[Records from a dataset]
○ ○ ○ ○

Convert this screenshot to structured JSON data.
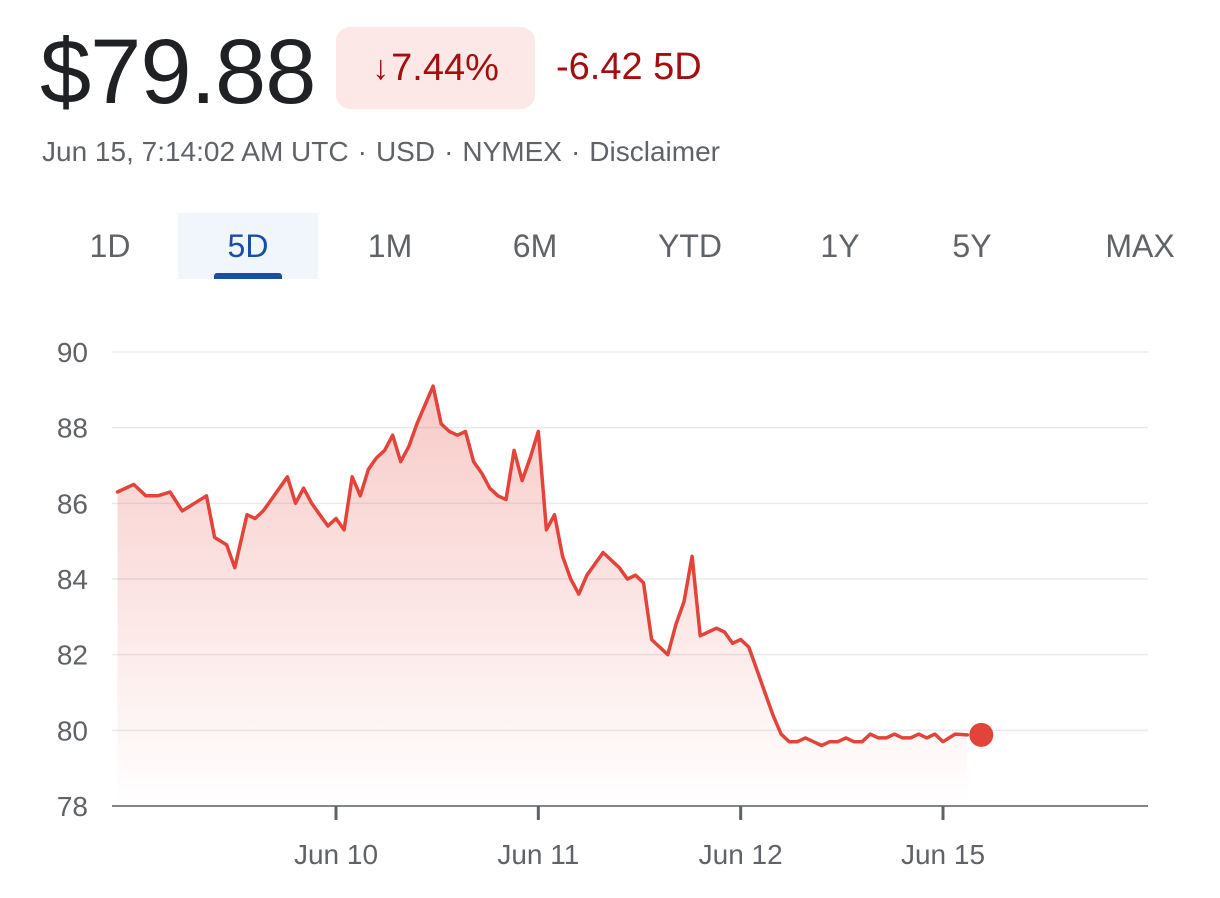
{
  "quote": {
    "price": "$79.88",
    "change_arrow": "↓",
    "change_pct": "7.44%",
    "change_abs": "-6.42 5D",
    "meta": {
      "timestamp": "Jun 15, 7:14:02 AM UTC",
      "currency": "USD",
      "exchange": "NYMEX",
      "disclaimer": "Disclaimer",
      "separator": "·"
    },
    "colors": {
      "negative": "#a50e0e",
      "negative_bg": "#fce8e6",
      "line": "#e2443a",
      "accent": "#174ea6"
    }
  },
  "range_tabs": [
    {
      "label": "1D",
      "active": false
    },
    {
      "label": "5D",
      "active": true
    },
    {
      "label": "1M",
      "active": false
    },
    {
      "label": "6M",
      "active": false
    },
    {
      "label": "YTD",
      "active": false
    },
    {
      "label": "1Y",
      "active": false
    },
    {
      "label": "5Y",
      "active": false
    },
    {
      "label": "MAX",
      "active": false
    }
  ],
  "chart_data": {
    "type": "area",
    "title": "",
    "xlabel": "",
    "ylabel": "",
    "ylim": [
      78,
      90
    ],
    "yticks": [
      90,
      88,
      86,
      84,
      82,
      80,
      78
    ],
    "x_tick_labels": [
      "Jun 10",
      "Jun 11",
      "Jun 12",
      "Jun 15"
    ],
    "x_tick_positions": [
      1.0,
      2.0,
      3.0,
      4.0
    ],
    "x_range": [
      -0.08,
      5.1
    ],
    "grid": true,
    "last_point_marker": true,
    "series": [
      {
        "x": [
          -0.08,
          0.0,
          0.06,
          0.12,
          0.18,
          0.24,
          0.3,
          0.36,
          0.4,
          0.46,
          0.5,
          0.56,
          0.6,
          0.64,
          0.68,
          0.72,
          0.76,
          0.8,
          0.84,
          0.88,
          0.92,
          0.96,
          1.0,
          1.04,
          1.08,
          1.12,
          1.16,
          1.2,
          1.24,
          1.28,
          1.32,
          1.36,
          1.4,
          1.44,
          1.48,
          1.52,
          1.56,
          1.6,
          1.64,
          1.68,
          1.72,
          1.76,
          1.8,
          1.84,
          1.88,
          1.92,
          1.96,
          2.0,
          2.04,
          2.08,
          2.12,
          2.16,
          2.2,
          2.24,
          2.28,
          2.32,
          2.36,
          2.4,
          2.44,
          2.48,
          2.52,
          2.56,
          2.6,
          2.64,
          2.68,
          2.72,
          2.76,
          2.8,
          2.84,
          2.88,
          2.92,
          2.96,
          3.0,
          3.04,
          3.08,
          3.12,
          3.16,
          3.2,
          3.24,
          3.28,
          3.32,
          3.36,
          3.4,
          3.44,
          3.48,
          3.52,
          3.56,
          3.6,
          3.64,
          3.68,
          3.72,
          3.76,
          3.8,
          3.84,
          3.88,
          3.92,
          3.96,
          4.0,
          4.06,
          4.12
        ],
        "y": [
          86.3,
          86.5,
          86.2,
          86.2,
          86.3,
          85.8,
          86.0,
          86.2,
          85.1,
          84.9,
          84.3,
          85.7,
          85.6,
          85.8,
          86.1,
          86.4,
          86.7,
          86.0,
          86.4,
          86.0,
          85.7,
          85.4,
          85.6,
          85.3,
          86.7,
          86.2,
          86.9,
          87.2,
          87.4,
          87.8,
          87.1,
          87.5,
          88.1,
          88.6,
          89.1,
          88.1,
          87.9,
          87.8,
          87.9,
          87.1,
          86.8,
          86.4,
          86.2,
          86.1,
          87.4,
          86.6,
          87.2,
          87.9,
          85.3,
          85.7,
          84.6,
          84.0,
          83.6,
          84.1,
          84.4,
          84.7,
          84.5,
          84.3,
          84.0,
          84.1,
          83.9,
          82.4,
          82.2,
          82.0,
          82.8,
          83.4,
          84.6,
          82.5,
          82.6,
          82.7,
          82.6,
          82.3,
          82.4,
          82.2,
          81.6,
          81.0,
          80.4,
          79.9,
          79.7,
          79.7,
          79.8,
          79.7,
          79.6,
          79.7,
          79.7,
          79.8,
          79.7,
          79.7,
          79.9,
          79.8,
          79.8,
          79.9,
          79.8,
          79.8,
          79.9,
          79.8,
          79.9,
          79.7,
          79.9,
          79.88
        ]
      }
    ]
  }
}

○ ○ ○ ○

> _WHAT NEEDS TO BE DONE_
Reproduce each line exactly, please, except for any pictures.

> _RESULT_
Convert this screenshot to structured JSON data.
{
  "quote": {
    "price": "$79.88",
    "change_arrow": "↓",
    "change_pct": "7.44%",
    "change_abs": "-6.42 5D",
    "meta": {
      "timestamp": "Jun 15, 7:14:02 AM UTC",
      "currency": "USD",
      "exchange": "NYMEX",
      "disclaimer": "Disclaimer",
      "separator": "·"
    },
    "colors": {
      "negative": "#a50e0e",
      "negative_bg": "#fce8e6",
      "line": "#e2443a",
      "accent": "#174ea6"
    }
  },
  "range_tabs": [
    {
      "label": "1D",
      "active": false
    },
    {
      "label": "5D",
      "active": true
    },
    {
      "label": "1M",
      "active": false
    },
    {
      "label": "6M",
      "active": false
    },
    {
      "label": "YTD",
      "active": false
    },
    {
      "label": "1Y",
      "active": false
    },
    {
      "label": "5Y",
      "active": false
    },
    {
      "label": "MAX",
      "active": false
    }
  ],
  "chart_data": {
    "type": "area",
    "title": "",
    "xlabel": "",
    "ylabel": "",
    "ylim": [
      78,
      90
    ],
    "yticks": [
      90,
      88,
      86,
      84,
      82,
      80,
      78
    ],
    "x_tick_labels": [
      "Jun 10",
      "Jun 11",
      "Jun 12",
      "Jun 15"
    ],
    "x_tick_positions": [
      1.0,
      2.0,
      3.0,
      4.0
    ],
    "x_range": [
      -0.08,
      5.1
    ],
    "grid": true,
    "last_point_marker": true,
    "series": [
      {
        "x": [
          -0.08,
          0.0,
          0.06,
          0.12,
          0.18,
          0.24,
          0.3,
          0.36,
          0.4,
          0.46,
          0.5,
          0.56,
          0.6,
          0.64,
          0.68,
          0.72,
          0.76,
          0.8,
          0.84,
          0.88,
          0.92,
          0.96,
          1.0,
          1.04,
          1.08,
          1.12,
          1.16,
          1.2,
          1.24,
          1.28,
          1.32,
          1.36,
          1.4,
          1.44,
          1.48,
          1.52,
          1.56,
          1.6,
          1.64,
          1.68,
          1.72,
          1.76,
          1.8,
          1.84,
          1.88,
          1.92,
          1.96,
          2.0,
          2.04,
          2.08,
          2.12,
          2.16,
          2.2,
          2.24,
          2.28,
          2.32,
          2.36,
          2.4,
          2.44,
          2.48,
          2.52,
          2.56,
          2.6,
          2.64,
          2.68,
          2.72,
          2.76,
          2.8,
          2.84,
          2.88,
          2.92,
          2.96,
          3.0,
          3.04,
          3.08,
          3.12,
          3.16,
          3.2,
          3.24,
          3.28,
          3.32,
          3.36,
          3.4,
          3.44,
          3.48,
          3.52,
          3.56,
          3.6,
          3.64,
          3.68,
          3.72,
          3.76,
          3.8,
          3.84,
          3.88,
          3.92,
          3.96,
          4.0,
          4.06,
          4.12
        ],
        "y": [
          86.3,
          86.5,
          86.2,
          86.2,
          86.3,
          85.8,
          86.0,
          86.2,
          85.1,
          84.9,
          84.3,
          85.7,
          85.6,
          85.8,
          86.1,
          86.4,
          86.7,
          86.0,
          86.4,
          86.0,
          85.7,
          85.4,
          85.6,
          85.3,
          86.7,
          86.2,
          86.9,
          87.2,
          87.4,
          87.8,
          87.1,
          87.5,
          88.1,
          88.6,
          89.1,
          88.1,
          87.9,
          87.8,
          87.9,
          87.1,
          86.8,
          86.4,
          86.2,
          86.1,
          87.4,
          86.6,
          87.2,
          87.9,
          85.3,
          85.7,
          84.6,
          84.0,
          83.6,
          84.1,
          84.4,
          84.7,
          84.5,
          84.3,
          84.0,
          84.1,
          83.9,
          82.4,
          82.2,
          82.0,
          82.8,
          83.4,
          84.6,
          82.5,
          82.6,
          82.7,
          82.6,
          82.3,
          82.4,
          82.2,
          81.6,
          81.0,
          80.4,
          79.9,
          79.7,
          79.7,
          79.8,
          79.7,
          79.6,
          79.7,
          79.7,
          79.8,
          79.7,
          79.7,
          79.9,
          79.8,
          79.8,
          79.9,
          79.8,
          79.8,
          79.9,
          79.8,
          79.9,
          79.7,
          79.9,
          79.88
        ]
      }
    ]
  }
}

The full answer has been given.